Task objective - Will you give every entry again exactly as it stands?

Exercise materials -
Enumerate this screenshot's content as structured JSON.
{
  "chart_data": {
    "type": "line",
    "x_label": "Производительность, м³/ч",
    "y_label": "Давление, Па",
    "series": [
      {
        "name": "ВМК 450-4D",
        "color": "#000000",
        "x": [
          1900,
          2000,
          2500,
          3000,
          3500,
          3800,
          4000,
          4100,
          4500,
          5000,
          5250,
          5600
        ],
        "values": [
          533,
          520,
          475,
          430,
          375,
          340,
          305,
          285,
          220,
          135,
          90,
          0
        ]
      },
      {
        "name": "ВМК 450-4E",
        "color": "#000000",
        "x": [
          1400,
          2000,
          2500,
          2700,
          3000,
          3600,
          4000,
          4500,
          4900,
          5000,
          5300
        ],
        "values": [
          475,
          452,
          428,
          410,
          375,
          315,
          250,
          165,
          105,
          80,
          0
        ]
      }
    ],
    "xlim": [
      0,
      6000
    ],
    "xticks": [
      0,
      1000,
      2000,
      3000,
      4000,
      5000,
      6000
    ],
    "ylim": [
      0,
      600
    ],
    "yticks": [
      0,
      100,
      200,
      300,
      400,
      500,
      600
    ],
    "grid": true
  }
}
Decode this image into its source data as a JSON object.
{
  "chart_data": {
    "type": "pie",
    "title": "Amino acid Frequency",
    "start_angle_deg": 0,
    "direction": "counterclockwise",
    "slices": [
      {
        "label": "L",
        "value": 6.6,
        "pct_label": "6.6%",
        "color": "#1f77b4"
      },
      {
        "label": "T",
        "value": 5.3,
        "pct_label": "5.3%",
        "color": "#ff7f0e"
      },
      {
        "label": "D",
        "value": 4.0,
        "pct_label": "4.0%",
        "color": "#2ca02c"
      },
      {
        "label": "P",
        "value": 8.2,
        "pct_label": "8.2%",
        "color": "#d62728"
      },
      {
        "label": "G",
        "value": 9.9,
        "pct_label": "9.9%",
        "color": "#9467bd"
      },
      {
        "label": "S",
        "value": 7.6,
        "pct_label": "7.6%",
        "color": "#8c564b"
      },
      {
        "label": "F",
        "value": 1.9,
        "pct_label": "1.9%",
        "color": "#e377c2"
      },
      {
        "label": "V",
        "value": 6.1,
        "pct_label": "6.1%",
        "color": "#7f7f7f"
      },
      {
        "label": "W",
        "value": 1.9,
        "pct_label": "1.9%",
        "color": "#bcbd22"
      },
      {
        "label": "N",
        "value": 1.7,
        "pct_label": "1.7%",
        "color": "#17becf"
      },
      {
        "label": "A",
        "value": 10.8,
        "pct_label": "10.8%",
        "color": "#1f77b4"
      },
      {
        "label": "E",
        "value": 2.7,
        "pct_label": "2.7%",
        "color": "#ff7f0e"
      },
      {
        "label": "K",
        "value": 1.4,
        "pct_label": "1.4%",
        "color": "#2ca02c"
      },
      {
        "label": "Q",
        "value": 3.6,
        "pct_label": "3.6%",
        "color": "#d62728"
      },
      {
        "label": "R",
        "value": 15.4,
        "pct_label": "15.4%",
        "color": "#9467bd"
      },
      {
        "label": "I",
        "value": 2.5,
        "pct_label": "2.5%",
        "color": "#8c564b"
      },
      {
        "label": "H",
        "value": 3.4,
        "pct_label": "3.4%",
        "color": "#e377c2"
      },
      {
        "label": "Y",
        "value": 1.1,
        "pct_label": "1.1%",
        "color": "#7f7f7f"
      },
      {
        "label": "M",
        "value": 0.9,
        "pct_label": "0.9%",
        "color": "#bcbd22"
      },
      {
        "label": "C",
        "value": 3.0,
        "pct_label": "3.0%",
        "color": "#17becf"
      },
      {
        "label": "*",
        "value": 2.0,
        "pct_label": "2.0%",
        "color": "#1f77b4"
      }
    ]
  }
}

The response -
Enumerate this screenshot's content as structured JSON.
{
  "chart_data": {
    "type": "line",
    "x_label": "Производительность, м³/ч",
    "y_label": "Давление, Па",
    "series": [
      {
        "name": "ВМК 450-4D",
        "color": "#000000",
        "x": [
          1900,
          2000,
          2500,
          3000,
          3500,
          3800,
          4000,
          4100,
          4500,
          5000,
          5250,
          5600
        ],
        "values": [
          533,
          520,
          475,
          430,
          375,
          340,
          305,
          285,
          220,
          135,
          90,
          0
        ]
      },
      {
        "name": "ВМК 450-4E",
        "color": "#000000",
        "x": [
          1400,
          2000,
          2500,
          2700,
          3000,
          3600,
          4000,
          4500,
          4900,
          5000,
          5300
        ],
        "values": [
          475,
          452,
          428,
          410,
          375,
          315,
          250,
          165,
          105,
          80,
          0
        ]
      }
    ],
    "xlim": [
      0,
      6000
    ],
    "xticks": [
      0,
      1000,
      2000,
      3000,
      4000,
      5000,
      6000
    ],
    "ylim": [
      0,
      600
    ],
    "yticks": [
      0,
      100,
      200,
      300,
      400,
      500,
      600
    ],
    "grid": true
  }
}
Decode this image into its source data as a JSON object.
{
  "chart_data": {
    "type": "pie",
    "title": "Amino acid Frequency",
    "start_angle_deg": 0,
    "direction": "counterclockwise",
    "slices": [
      {
        "label": "L",
        "value": 6.6,
        "pct_label": "6.6%",
        "color": "#1f77b4"
      },
      {
        "label": "T",
        "value": 5.3,
        "pct_label": "5.3%",
        "color": "#ff7f0e"
      },
      {
        "label": "D",
        "value": 4.0,
        "pct_label": "4.0%",
        "color": "#2ca02c"
      },
      {
        "label": "P",
        "value": 8.2,
        "pct_label": "8.2%",
        "color": "#d62728"
      },
      {
        "label": "G",
        "value": 9.9,
        "pct_label": "9.9%",
        "color": "#9467bd"
      },
      {
        "label": "S",
        "value": 7.6,
        "pct_label": "7.6%",
        "color": "#8c564b"
      },
      {
        "label": "F",
        "value": 1.9,
        "pct_label": "1.9%",
        "color": "#e377c2"
      },
      {
        "label": "V",
        "value": 6.1,
        "pct_label": "6.1%",
        "color": "#7f7f7f"
      },
      {
        "label": "W",
        "value": 1.9,
        "pct_label": "1.9%",
        "color": "#bcbd22"
      },
      {
        "label": "N",
        "value": 1.7,
        "pct_label": "1.7%",
        "color": "#17becf"
      },
      {
        "label": "A",
        "value": 10.8,
        "pct_label": "10.8%",
        "color": "#1f77b4"
      },
      {
        "label": "E",
        "value": 2.7,
        "pct_label": "2.7%",
        "color": "#ff7f0e"
      },
      {
        "label": "K",
        "value": 1.4,
        "pct_label": "1.4%",
        "color": "#2ca02c"
      },
      {
        "label": "Q",
        "value": 3.6,
        "pct_label": "3.6%",
        "color": "#d62728"
      },
      {
        "label": "R",
        "value": 15.4,
        "pct_label": "15.4%",
        "color": "#9467bd"
      },
      {
        "label": "I",
        "value": 2.5,
        "pct_label": "2.5%",
        "color": "#8c564b"
      },
      {
        "label": "H",
        "value": 3.4,
        "pct_label": "3.4%",
        "color": "#e377c2"
      },
      {
        "label": "Y",
        "value": 1.1,
        "pct_label": "1.1%",
        "color": "#7f7f7f"
      },
      {
        "label": "M",
        "value": 0.9,
        "pct_label": "0.9%",
        "color": "#bcbd22"
      },
      {
        "label": "C",
        "value": 3.0,
        "pct_label": "3.0%",
        "color": "#17becf"
      },
      {
        "label": "*",
        "value": 2.0,
        "pct_label": "2.0%",
        "color": "#1f77b4"
      }
    ]
  }
}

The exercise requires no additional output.